[Begin]

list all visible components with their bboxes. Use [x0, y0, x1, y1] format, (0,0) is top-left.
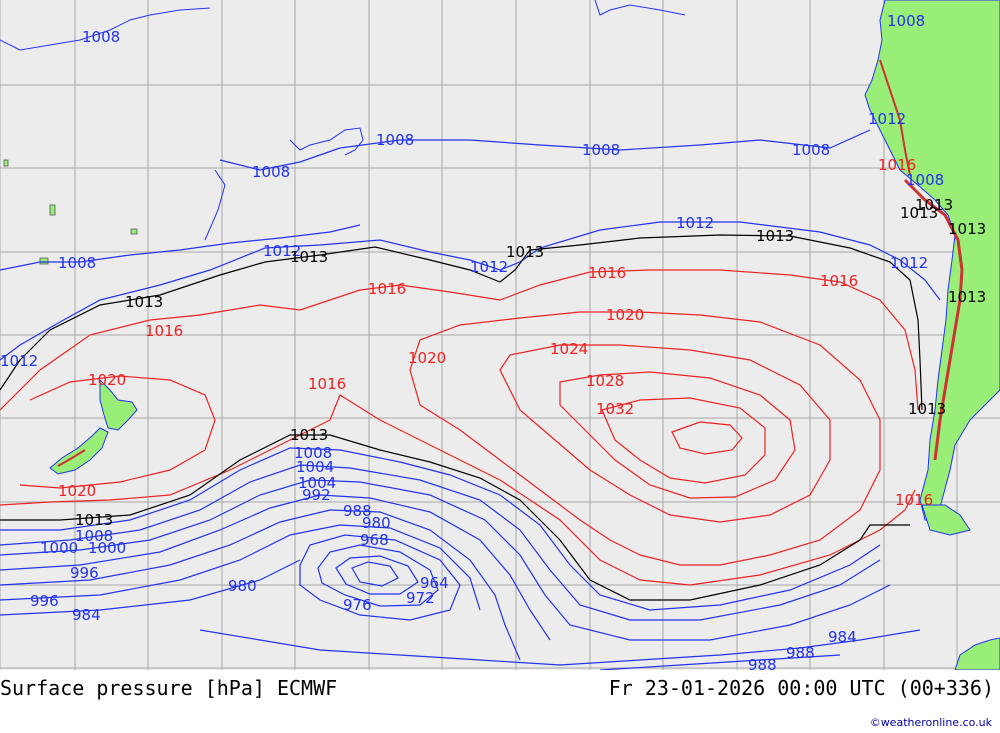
isobar-label: 1013	[915, 196, 953, 214]
isobar-label: 972	[406, 589, 435, 607]
isobar-label: 1012	[0, 352, 38, 370]
isobar-label: 988	[343, 502, 372, 520]
isobar-label: 1013	[125, 293, 163, 311]
isobar-label: 976	[343, 596, 372, 614]
new-zealand-north-island	[99, 378, 138, 431]
isobar-label: 1008	[792, 141, 830, 159]
isobar-label: 988	[748, 656, 777, 670]
isobar-label: 996	[70, 564, 99, 582]
isobar-label: 1012	[676, 214, 714, 232]
isobar-label: 1008	[75, 527, 113, 545]
isobar-label: 1008	[906, 171, 944, 189]
coast-outlines	[0, 0, 686, 241]
isobar-label: 988	[786, 644, 815, 662]
isobar-label: 1000	[40, 539, 78, 557]
isobar-label: 996	[30, 592, 59, 610]
isobar-label: 1012	[263, 242, 301, 260]
isobar-label: 980	[228, 577, 257, 595]
isobar-label: 980	[362, 514, 391, 532]
isobar-labels: 1008 1008 1008 1008 1008 1008 1008 1008 1012 1012…	[0, 0, 986, 674]
isobar-label: 1008	[58, 254, 96, 272]
antarctic-peninsula	[954, 637, 1000, 671]
isobar-label: 1016	[308, 375, 346, 393]
isobar-label: 968	[360, 531, 389, 549]
isobar-label: 1008	[252, 163, 290, 181]
andes-ridge-north	[879, 59, 911, 176]
new-zealand-alps	[57, 449, 86, 467]
isobar-label: 1020	[408, 349, 446, 367]
isobar-label: 1004	[298, 474, 336, 492]
isobar-label: 1013	[756, 227, 794, 245]
isobars	[0, 129, 941, 671]
isobar-label: 1013	[290, 426, 328, 444]
isobar-label: 1008	[376, 131, 414, 149]
new-zealand-south-island	[49, 427, 109, 475]
isobar-label: 1016	[820, 272, 858, 290]
isobar-label: 1012	[470, 258, 508, 276]
isobar-label: 984	[0, 0, 29, 4]
isobar-label: 1008	[294, 444, 332, 462]
isobar-label: 984	[828, 628, 857, 646]
isobar-label: 1012	[890, 254, 928, 272]
isobar-label: 1000	[88, 539, 126, 557]
isobar-label: 1024	[550, 340, 588, 358]
isobar-label: 1016	[145, 322, 183, 340]
isobar-label: 964	[420, 574, 449, 592]
isobar-label: 1008	[582, 141, 620, 159]
map-canvas: 60E170E180170W160W150W140W130W120W110W10…	[0, 0, 1000, 685]
isobar-label: 1008	[82, 28, 120, 46]
tierra-del-fuego	[921, 504, 971, 536]
isobar-label: 1013	[900, 204, 938, 222]
south-america-land	[864, 0, 1000, 523]
isobar-label: 1016	[895, 491, 933, 509]
isobar-label: 1013	[290, 248, 328, 266]
isobar-label: 1016	[368, 280, 406, 298]
credit-link[interactable]: ©weatheronline.co.uk	[869, 716, 992, 729]
isobar-label: 1013	[75, 511, 113, 529]
isobar-label: 992	[302, 486, 331, 504]
map-title: Surface pressure [hPa] ECMWF	[0, 676, 338, 700]
isobar-label: 1020	[58, 482, 96, 500]
isobar-label: 1004	[296, 458, 334, 476]
andes-ridge	[903, 178, 964, 461]
isobar-label: 1013	[506, 243, 544, 261]
isobar-label: 1028	[586, 372, 624, 390]
isobar-label: 1016	[878, 156, 916, 174]
isobar-label: 1008	[887, 12, 925, 30]
isobar-label: 1013	[948, 220, 986, 238]
isobar-label: 1016	[588, 264, 626, 282]
forecast-timestamp: Fr 23-01-2026 00:00 UTC (00+336)	[608, 676, 994, 700]
isobar-label: 1013	[908, 400, 946, 418]
isobar-label: 984	[72, 606, 101, 624]
isobar-label: 980	[0, 0, 29, 4]
isobar-label: 1013	[948, 288, 986, 306]
isobar-label: 1032	[596, 400, 634, 418]
isobar-label: 1020	[88, 371, 126, 389]
isobar-label: 1012	[868, 110, 906, 128]
pacific-islands	[3, 159, 138, 265]
pressure-map: 60E170E180170W160W150W140W130W120W110W10…	[0, 0, 1000, 685]
isobar-label: 1020	[606, 306, 644, 324]
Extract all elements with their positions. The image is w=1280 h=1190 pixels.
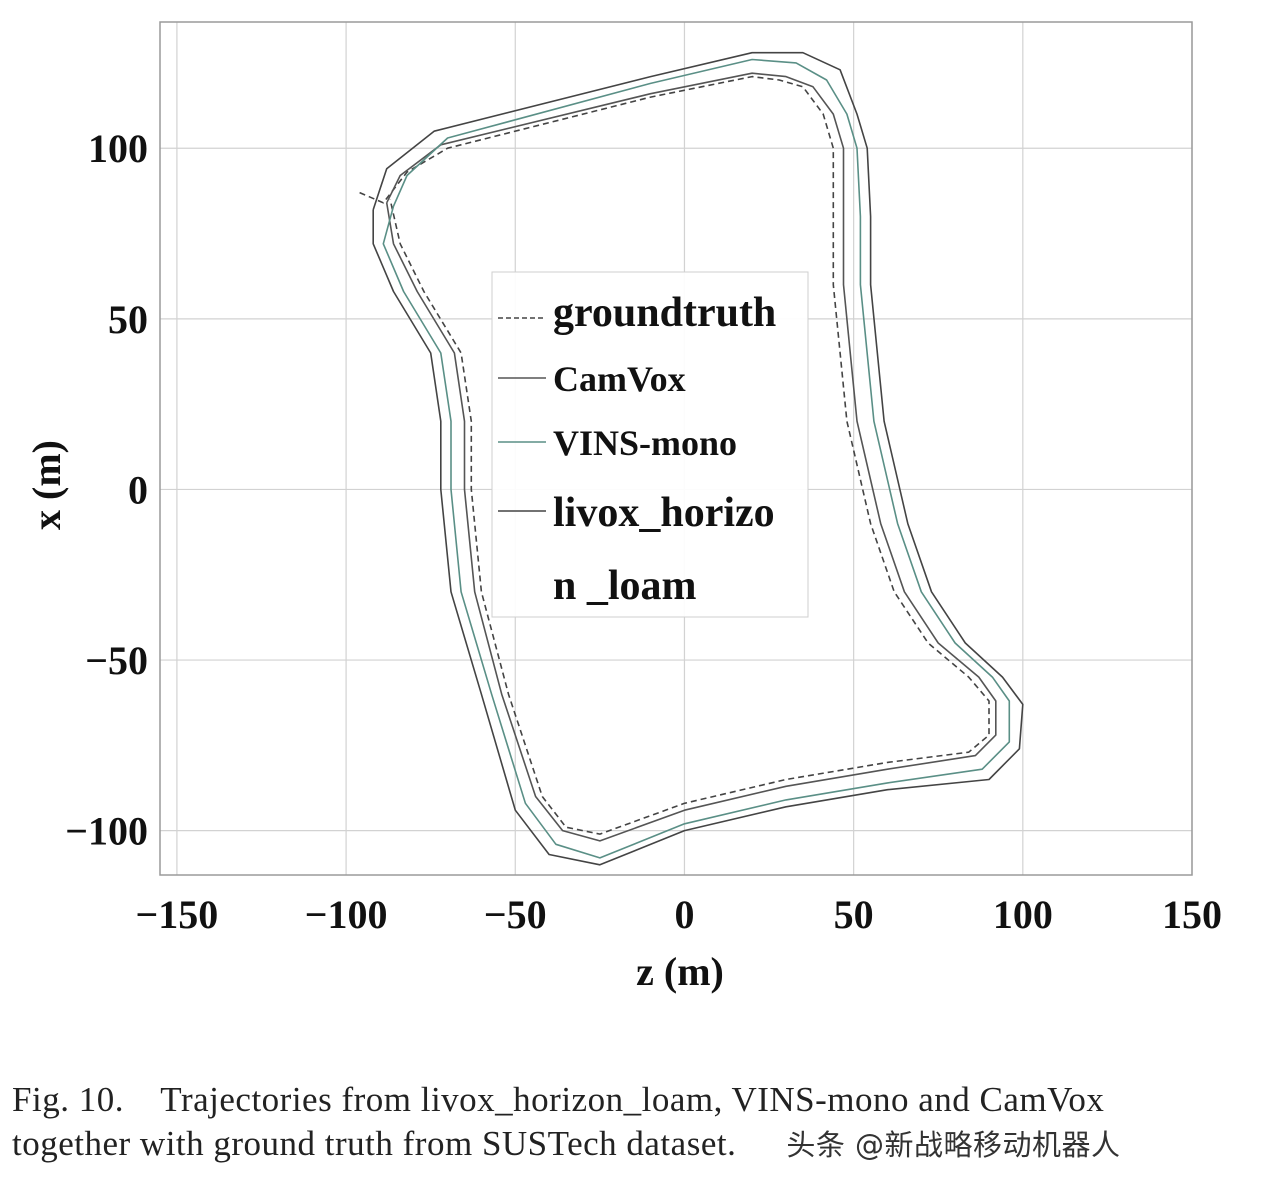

[End]

■ **Task details**:
Extract each line from the rows above that contains the string "their", treating uppercase and lowercase as different.

■ **Result below**:
list all visible components with their bboxes. Use [x0, y0, x1, y1] format, (0,0) is top-left.
Extract all elements with their positions. The image is w=1280 h=1190 pixels.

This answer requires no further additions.